*Element location data:*
--- begin ---
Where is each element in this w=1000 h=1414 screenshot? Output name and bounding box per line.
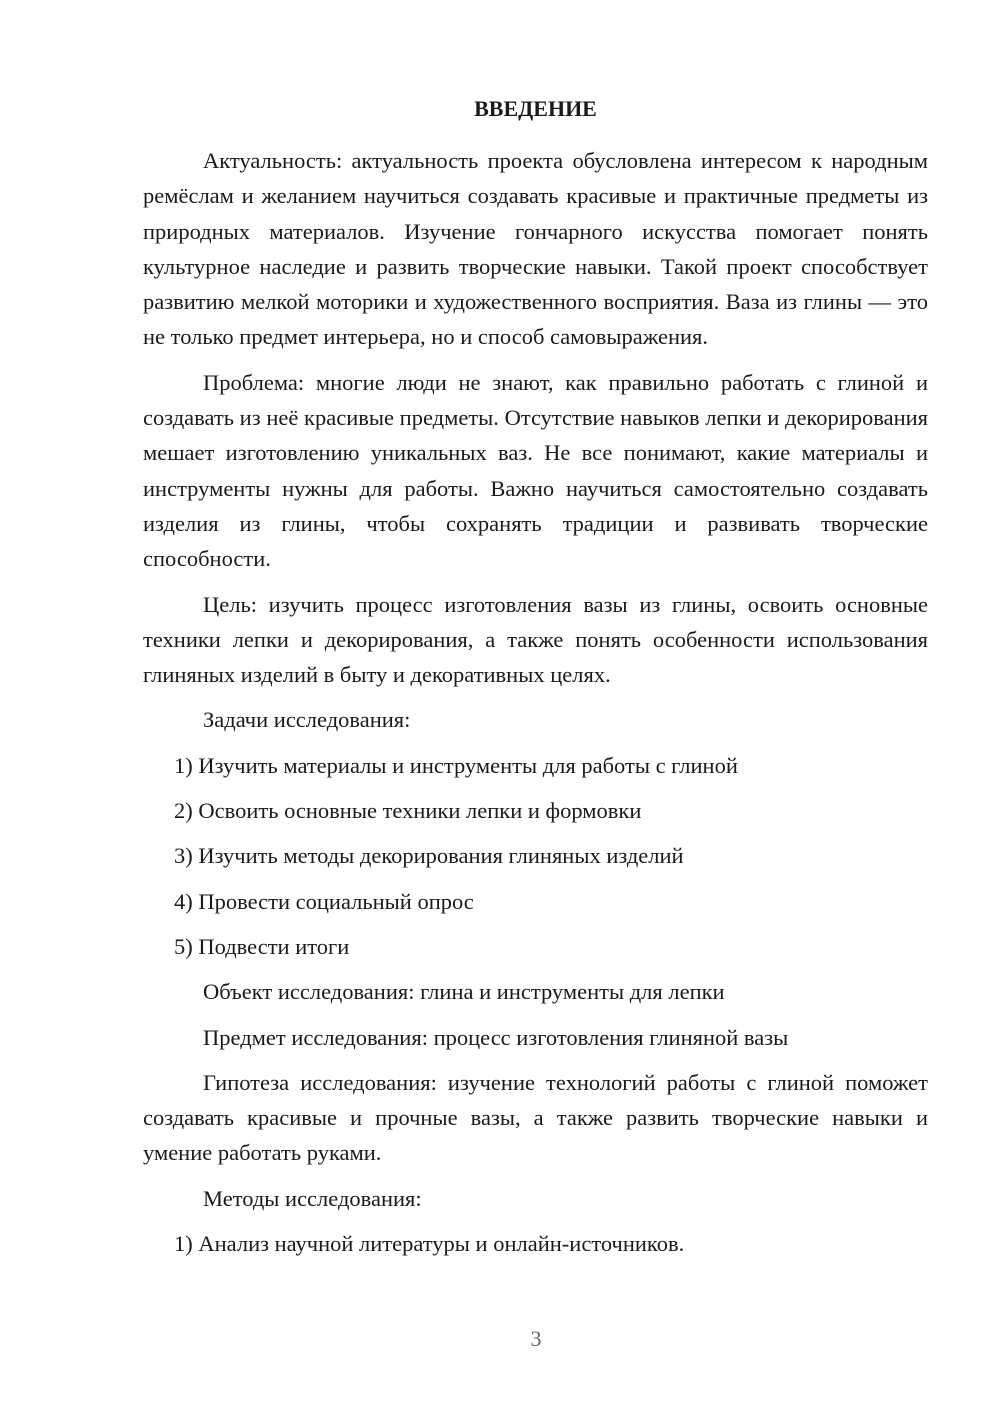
list-item: 4) Провести социальный опрос bbox=[174, 888, 474, 914]
research-subject: Предмет исследования: процесс изготовления глиняной вазы bbox=[203, 1024, 789, 1050]
problem-paragraph: Проблема: многие люди не знают, как правильно работать с глиной и создавать из неё красивые предметы. Отсутствие навыков лепки и декорирования мешает изготовлению уникальных ваз. Не все понимают, какие материалы и инструменты нужны для работы. Важно научиться самостоятельно создавать изделия из глины, чтобы сохранять традиции и развивать творческие способности. bbox=[143, 369, 928, 572]
list-item: 2) Освоить основные техники лепки и формовки bbox=[174, 798, 642, 824]
tasks-heading: Задачи исследования: bbox=[203, 707, 411, 733]
tasks-list bbox=[143, 748, 928, 964]
list-item: 1) Изучить материалы и инструменты для работы с глиной bbox=[174, 752, 738, 778]
list-item: 1) Анализ научной литературы и онлайн-источников. bbox=[174, 1231, 685, 1257]
hypothesis-paragraph: Гипотеза исследования: изучение технологий работы с глиной поможет создавать красивые и прочные вазы, а также развить творческие навыки и умение работать руками. bbox=[143, 1069, 928, 1166]
methods-heading: Методы исследования: bbox=[203, 1185, 422, 1211]
section-title: ВВЕДЕНИЕ bbox=[474, 96, 597, 121]
relevance-paragraph: Актуальность: актуальность проекта обусловлена интересом к народным ремёслам и желанием научиться создавать красивые и практичные предметы из природных материалов. Изучение гончарного искусства помогает понять культурное наследие и развить творческие навыки. Такой проект способствует развитию мелкой моторики и художественного восприятия. Ваза из глины — это не только предмет интерьера, но и способ самовыражения. bbox=[143, 148, 928, 350]
goal-paragraph: Цель: изучить процесс изготовления вазы из глины, освоить основные техники лепки и декорирования, а также понять особенности использования глиняных изделий в быту и декоративных целях. bbox=[143, 591, 928, 688]
list-item: 5) Подвести итоги bbox=[174, 933, 350, 959]
methods-list bbox=[143, 1226, 928, 1261]
document-page bbox=[143, 94, 928, 1261]
list-item: 3) Изучить методы декорирования глиняных изделий bbox=[174, 843, 684, 869]
page-number: 3 bbox=[530, 1326, 542, 1351]
research-object: Объект исследования: глина и инструменты для лепки bbox=[203, 979, 725, 1005]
--- end ---
*Directions:* Return verbatim every line in the entries above, starting with the line that contains "list-item: 4) Провести" and continuing through the line that contains "list-item: 1) Анализ", with both of those lines included.

*Answer:*
list-item: 4) Провести социальный опрос bbox=[174, 888, 474, 914]
research-subject: Предмет исследования: процесс изготовления глиняной вазы bbox=[203, 1024, 789, 1050]
problem-paragraph: Проблема: многие люди не знают, как правильно работать с глиной и создавать из неё красивые предметы. Отсутствие навыков лепки и декорирования мешает изготовлению уникальных ваз. Не все понимают, какие материалы и инструменты нужны для работы. Важно научиться самостоятельно создавать изделия из глины, чтобы сохранять традиции и развивать творческие способности. bbox=[143, 369, 928, 572]
list-item: 2) Освоить основные техники лепки и формовки bbox=[174, 798, 642, 824]
tasks-heading: Задачи исследования: bbox=[203, 707, 411, 733]
tasks-list bbox=[143, 748, 928, 964]
list-item: 1) Изучить материалы и инструменты для работы с глиной bbox=[174, 752, 738, 778]
list-item: 1) Анализ научной литературы и онлайн-источников. bbox=[174, 1231, 685, 1257]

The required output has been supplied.